Parallèlement, des machines intégrées avec une séparation native données et système (via le partitionnement disque, par exemple), auraient pu être remises d'aplomb plus rapidement en restaurant l'image. Mieux, si ces machines disposaient d'une fonction de démarrage par réseau (type PXE) il aurait alors été possible de les restaurer avec une image système en retard au niveau signatures et donc saine.

Cet incident devrait surtout sonner un rappel de la nécessité de tester des signatures avant déploiement. Le problème se pose quand certains éditeurs ont par défaut des préconisations de mise à jour toutes les deux heures, et plusieurs signatures diffusées par jour. Ce n'est à ma connaissance pas le cas de McAfee, mais la problématique reste applicable.

Dans ce contexte, le DSI est pris en tenaille entre le danger de ne pas déployer au plus tôt les signatures antivirales sur son parc (risquant donc l'infection virale, et tous les dégâts associés), et celui de déployer rapidement les signatures, avec le risque de casser une application (voire des systèmes entiers !) métier.

.....

● CONSIGNE:
Répondez aux trois questions suivantes d'après l'extrait sur les signatures antivirales.
(a) Quelle fonction aurait permis de restaurer les machines avec une image système saine ?
(b) Selon quelle fréquence certains éditeurs préconisent-ils par défaut les mises à jour ?
(c) Quel risque le DSI court-il en déployant rapidement les signatures ?
Appuyez-vous uniquement sur l'extrait.

● Données de reconnaissance de la structure des documents:
.....

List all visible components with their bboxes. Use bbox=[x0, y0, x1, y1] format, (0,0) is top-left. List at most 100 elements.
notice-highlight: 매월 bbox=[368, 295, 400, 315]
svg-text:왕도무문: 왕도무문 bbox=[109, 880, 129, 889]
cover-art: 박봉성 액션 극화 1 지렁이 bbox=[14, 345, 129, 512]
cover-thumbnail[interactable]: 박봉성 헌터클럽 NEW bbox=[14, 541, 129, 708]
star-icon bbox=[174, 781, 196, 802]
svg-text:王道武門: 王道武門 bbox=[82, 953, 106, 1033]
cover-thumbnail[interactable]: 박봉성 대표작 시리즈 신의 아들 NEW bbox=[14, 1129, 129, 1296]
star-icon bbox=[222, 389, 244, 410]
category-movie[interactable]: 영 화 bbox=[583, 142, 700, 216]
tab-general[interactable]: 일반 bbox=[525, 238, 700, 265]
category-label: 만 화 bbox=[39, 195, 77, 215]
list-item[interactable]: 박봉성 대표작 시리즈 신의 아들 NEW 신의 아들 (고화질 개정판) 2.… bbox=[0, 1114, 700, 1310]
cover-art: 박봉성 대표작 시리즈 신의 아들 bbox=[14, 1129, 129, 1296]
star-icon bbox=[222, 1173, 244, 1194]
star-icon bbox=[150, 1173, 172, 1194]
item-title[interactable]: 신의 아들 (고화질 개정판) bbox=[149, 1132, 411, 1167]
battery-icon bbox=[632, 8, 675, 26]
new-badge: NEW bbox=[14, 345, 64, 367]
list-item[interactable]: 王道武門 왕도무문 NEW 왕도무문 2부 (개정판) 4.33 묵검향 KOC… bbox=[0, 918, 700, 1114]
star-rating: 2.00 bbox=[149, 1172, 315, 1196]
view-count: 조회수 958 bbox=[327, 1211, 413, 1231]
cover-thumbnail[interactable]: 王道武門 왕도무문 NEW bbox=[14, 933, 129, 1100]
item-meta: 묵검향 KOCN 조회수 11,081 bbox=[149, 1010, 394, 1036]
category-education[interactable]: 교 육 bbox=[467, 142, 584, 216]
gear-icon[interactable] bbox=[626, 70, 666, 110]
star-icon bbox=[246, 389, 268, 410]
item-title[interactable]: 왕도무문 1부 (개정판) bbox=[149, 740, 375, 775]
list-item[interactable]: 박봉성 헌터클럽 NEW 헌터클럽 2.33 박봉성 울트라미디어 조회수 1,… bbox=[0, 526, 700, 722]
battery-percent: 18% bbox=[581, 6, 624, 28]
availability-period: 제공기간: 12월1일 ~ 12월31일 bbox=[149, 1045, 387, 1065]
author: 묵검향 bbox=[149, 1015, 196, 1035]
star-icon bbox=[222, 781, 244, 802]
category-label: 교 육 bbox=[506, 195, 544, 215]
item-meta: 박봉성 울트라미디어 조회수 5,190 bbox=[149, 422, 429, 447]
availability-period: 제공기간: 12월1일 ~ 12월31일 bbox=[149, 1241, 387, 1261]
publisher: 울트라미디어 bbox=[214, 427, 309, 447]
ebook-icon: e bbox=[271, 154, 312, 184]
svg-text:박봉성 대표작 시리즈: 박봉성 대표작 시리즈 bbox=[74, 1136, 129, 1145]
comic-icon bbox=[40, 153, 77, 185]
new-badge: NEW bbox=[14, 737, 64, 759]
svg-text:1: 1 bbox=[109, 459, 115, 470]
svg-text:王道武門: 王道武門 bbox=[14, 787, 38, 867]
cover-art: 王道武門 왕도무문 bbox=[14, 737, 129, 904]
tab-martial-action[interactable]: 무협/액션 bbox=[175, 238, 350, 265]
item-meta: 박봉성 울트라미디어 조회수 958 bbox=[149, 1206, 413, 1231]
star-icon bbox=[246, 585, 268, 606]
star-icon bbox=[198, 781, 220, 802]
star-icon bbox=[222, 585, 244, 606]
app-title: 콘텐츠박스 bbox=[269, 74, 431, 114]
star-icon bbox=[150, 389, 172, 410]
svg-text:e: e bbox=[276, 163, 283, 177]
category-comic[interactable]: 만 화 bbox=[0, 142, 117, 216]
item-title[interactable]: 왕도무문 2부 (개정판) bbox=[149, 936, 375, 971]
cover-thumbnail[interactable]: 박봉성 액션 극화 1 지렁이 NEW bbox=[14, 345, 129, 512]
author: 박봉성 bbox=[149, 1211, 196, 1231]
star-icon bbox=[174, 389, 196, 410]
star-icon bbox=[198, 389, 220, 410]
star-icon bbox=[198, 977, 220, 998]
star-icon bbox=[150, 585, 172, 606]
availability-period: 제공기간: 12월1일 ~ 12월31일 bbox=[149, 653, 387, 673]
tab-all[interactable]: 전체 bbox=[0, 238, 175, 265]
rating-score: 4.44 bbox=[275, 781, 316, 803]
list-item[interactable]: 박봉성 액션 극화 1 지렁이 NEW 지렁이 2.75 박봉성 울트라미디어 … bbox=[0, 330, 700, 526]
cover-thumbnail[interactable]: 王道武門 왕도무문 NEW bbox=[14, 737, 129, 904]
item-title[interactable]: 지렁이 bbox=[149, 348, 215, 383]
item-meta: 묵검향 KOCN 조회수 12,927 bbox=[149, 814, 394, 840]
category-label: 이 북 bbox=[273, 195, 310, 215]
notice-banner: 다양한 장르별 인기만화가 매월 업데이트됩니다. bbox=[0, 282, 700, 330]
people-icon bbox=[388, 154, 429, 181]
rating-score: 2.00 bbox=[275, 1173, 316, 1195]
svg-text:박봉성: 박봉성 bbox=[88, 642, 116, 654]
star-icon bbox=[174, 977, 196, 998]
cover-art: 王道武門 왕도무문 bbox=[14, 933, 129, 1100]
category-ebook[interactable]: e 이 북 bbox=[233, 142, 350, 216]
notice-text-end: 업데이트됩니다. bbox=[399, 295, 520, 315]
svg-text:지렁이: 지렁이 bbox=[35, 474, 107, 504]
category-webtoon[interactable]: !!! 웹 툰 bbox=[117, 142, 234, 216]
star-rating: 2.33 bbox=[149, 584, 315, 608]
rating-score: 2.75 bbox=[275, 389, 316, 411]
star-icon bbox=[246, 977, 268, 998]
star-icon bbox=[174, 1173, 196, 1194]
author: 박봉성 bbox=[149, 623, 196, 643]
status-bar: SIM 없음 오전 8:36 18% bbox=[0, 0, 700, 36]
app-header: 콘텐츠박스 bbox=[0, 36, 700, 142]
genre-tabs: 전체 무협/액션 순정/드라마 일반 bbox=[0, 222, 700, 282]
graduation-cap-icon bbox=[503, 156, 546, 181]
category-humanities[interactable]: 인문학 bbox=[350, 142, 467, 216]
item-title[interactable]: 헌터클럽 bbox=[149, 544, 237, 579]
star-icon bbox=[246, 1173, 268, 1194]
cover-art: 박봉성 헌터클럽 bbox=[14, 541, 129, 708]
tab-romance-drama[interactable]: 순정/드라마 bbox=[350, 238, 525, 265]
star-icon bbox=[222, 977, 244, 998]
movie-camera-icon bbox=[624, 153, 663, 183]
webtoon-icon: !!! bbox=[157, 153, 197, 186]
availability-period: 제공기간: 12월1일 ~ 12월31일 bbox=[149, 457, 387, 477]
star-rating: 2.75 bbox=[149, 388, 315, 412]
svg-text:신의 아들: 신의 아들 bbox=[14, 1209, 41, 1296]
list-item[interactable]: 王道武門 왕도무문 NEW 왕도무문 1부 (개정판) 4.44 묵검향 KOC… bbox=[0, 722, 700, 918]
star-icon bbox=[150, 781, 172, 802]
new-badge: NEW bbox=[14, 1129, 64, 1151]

.....

● RÉPONSE:
(a) Une fonction de démarrage par réseau (type PXE).
(b) Toutes les deux heures.
(c) Celui de casser une application métier, voire des systèmes entiers.